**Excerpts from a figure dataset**
##########
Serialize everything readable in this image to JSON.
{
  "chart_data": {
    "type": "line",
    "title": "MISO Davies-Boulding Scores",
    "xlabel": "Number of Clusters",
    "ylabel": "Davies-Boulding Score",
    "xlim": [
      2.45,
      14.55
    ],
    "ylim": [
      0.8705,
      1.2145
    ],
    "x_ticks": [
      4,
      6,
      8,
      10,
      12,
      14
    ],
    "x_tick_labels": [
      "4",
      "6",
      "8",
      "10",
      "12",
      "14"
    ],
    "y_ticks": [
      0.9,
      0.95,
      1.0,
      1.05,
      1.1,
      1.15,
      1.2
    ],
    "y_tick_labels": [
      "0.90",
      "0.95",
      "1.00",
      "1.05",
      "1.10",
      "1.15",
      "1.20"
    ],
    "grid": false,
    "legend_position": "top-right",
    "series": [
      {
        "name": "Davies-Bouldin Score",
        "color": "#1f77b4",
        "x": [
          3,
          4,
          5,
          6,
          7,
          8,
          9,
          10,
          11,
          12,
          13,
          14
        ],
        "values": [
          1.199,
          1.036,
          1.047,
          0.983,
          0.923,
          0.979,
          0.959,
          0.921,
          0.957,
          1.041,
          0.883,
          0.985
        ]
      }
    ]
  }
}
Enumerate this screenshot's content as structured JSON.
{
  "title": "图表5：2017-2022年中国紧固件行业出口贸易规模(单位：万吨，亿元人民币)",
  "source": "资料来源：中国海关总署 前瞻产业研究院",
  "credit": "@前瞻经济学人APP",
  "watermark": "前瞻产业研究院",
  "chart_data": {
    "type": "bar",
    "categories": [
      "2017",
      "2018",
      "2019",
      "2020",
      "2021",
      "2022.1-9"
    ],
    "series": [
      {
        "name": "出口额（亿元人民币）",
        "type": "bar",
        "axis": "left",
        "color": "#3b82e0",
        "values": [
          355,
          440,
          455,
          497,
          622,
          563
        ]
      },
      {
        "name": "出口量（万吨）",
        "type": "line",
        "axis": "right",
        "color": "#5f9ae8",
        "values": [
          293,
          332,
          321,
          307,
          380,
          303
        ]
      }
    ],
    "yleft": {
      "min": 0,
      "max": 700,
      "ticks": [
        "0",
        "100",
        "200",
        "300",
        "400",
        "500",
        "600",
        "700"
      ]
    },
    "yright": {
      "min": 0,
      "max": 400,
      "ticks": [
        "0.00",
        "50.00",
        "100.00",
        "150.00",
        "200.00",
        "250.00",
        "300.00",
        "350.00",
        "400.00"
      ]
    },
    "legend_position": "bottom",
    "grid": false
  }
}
##########
**WHAT TO PRODUCE**
Copy all lines from the data that hold the word "this".

**THE RESULT**
Serialize everything readable in this image to JSON.
Enumerate this screenshot's content as structured JSON.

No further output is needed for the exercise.